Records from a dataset
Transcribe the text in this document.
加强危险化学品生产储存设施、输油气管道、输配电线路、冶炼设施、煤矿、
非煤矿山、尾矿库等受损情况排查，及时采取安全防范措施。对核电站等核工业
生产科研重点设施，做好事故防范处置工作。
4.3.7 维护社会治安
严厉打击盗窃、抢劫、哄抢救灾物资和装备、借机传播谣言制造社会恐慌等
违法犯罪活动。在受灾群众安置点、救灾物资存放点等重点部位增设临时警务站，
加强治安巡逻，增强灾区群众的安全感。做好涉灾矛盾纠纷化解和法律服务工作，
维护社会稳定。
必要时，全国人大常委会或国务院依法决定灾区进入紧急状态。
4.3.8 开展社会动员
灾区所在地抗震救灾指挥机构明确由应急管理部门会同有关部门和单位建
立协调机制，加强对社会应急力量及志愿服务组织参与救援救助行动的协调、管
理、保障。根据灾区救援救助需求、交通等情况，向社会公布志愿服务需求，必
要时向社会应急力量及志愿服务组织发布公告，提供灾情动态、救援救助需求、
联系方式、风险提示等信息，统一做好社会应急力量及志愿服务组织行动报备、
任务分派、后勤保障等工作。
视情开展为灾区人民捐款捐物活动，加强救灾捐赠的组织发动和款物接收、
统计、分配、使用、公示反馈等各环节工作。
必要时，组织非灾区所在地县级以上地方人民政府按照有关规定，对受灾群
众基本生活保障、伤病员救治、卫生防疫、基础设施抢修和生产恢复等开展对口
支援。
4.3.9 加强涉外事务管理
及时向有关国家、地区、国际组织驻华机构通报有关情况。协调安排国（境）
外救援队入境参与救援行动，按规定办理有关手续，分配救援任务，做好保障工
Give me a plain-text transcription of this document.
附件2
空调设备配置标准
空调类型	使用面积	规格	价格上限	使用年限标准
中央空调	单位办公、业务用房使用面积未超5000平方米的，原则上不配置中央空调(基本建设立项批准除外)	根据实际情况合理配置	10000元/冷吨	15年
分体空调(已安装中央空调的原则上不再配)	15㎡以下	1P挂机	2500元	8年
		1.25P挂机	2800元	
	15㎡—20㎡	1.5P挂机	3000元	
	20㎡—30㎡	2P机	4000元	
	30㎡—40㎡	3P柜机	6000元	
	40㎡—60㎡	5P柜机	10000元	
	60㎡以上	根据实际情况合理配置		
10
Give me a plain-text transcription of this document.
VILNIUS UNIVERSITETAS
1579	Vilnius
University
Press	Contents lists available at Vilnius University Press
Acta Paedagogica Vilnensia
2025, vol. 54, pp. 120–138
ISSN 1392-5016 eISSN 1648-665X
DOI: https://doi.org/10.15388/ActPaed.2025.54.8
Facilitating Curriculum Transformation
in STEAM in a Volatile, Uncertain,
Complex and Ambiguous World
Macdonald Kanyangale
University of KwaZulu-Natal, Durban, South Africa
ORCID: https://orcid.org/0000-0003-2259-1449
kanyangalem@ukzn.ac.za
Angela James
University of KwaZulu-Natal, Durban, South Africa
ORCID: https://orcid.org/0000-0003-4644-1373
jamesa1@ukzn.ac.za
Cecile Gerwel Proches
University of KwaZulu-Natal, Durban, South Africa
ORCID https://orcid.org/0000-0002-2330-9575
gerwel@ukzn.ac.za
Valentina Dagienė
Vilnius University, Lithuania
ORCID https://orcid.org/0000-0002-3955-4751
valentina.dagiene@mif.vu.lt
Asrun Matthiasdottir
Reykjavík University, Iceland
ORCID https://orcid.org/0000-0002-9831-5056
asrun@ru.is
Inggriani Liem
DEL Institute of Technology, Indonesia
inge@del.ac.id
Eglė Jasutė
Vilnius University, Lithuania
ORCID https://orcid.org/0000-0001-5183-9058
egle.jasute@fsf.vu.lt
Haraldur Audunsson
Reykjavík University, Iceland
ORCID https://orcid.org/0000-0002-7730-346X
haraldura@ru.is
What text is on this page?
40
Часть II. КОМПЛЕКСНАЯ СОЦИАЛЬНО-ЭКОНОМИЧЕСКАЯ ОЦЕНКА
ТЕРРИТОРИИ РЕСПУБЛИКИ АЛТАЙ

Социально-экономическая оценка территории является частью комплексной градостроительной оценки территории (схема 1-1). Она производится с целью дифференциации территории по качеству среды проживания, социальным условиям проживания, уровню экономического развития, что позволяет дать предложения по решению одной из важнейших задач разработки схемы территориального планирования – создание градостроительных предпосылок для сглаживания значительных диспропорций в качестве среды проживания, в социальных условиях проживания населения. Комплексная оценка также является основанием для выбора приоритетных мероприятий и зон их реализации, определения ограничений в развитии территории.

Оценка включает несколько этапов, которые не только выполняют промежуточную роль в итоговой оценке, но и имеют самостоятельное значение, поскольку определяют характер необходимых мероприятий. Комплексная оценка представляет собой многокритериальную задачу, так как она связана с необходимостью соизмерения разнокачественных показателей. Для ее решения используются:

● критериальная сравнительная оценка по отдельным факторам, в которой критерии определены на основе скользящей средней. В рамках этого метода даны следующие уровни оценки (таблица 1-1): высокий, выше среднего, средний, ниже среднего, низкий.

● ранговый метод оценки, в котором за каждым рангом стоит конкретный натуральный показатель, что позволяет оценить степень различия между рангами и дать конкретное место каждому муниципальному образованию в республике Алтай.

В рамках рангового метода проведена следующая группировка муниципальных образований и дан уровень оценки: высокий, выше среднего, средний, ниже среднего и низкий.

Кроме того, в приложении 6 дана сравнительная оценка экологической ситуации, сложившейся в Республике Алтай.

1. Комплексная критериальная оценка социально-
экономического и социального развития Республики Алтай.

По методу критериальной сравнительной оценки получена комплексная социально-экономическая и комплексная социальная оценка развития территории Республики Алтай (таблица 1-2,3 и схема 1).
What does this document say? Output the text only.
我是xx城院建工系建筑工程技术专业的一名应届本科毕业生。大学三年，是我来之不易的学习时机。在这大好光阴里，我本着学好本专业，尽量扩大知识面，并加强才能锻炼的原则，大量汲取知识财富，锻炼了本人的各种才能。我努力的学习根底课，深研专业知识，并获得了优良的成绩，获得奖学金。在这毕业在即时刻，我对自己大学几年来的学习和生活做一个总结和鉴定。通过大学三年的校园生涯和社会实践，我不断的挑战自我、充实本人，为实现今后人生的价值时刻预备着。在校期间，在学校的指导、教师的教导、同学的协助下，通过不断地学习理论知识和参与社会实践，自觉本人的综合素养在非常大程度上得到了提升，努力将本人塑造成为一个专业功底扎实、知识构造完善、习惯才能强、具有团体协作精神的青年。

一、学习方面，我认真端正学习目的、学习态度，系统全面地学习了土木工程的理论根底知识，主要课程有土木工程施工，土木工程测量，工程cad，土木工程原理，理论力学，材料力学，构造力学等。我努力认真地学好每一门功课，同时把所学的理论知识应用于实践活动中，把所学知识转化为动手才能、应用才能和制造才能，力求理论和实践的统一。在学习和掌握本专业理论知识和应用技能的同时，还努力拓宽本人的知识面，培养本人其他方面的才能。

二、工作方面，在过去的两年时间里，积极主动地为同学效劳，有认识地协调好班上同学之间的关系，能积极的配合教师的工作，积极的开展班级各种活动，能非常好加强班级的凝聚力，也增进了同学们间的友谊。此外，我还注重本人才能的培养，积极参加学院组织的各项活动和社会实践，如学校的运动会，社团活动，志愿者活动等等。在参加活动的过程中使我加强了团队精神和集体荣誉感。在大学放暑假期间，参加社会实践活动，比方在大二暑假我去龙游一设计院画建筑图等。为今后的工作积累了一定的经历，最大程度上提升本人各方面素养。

- _The task_
Working from the listing above, pick out every line that has "низкий" and copy it.

- _Full response_
● критериальная сравнительная оценка по отдельным факторам, в которой критерии определены на основе скользящей средней. В рамках этого метода даны следующие уровни оценки (таблица 1-1): высокий, выше среднего, средний, ниже среднего, низкий.
В рамках рангового метода проведена следующая группировка муниципальных образований и дан уровень оценки: высокий, выше среднего, средний, ниже среднего и низкий.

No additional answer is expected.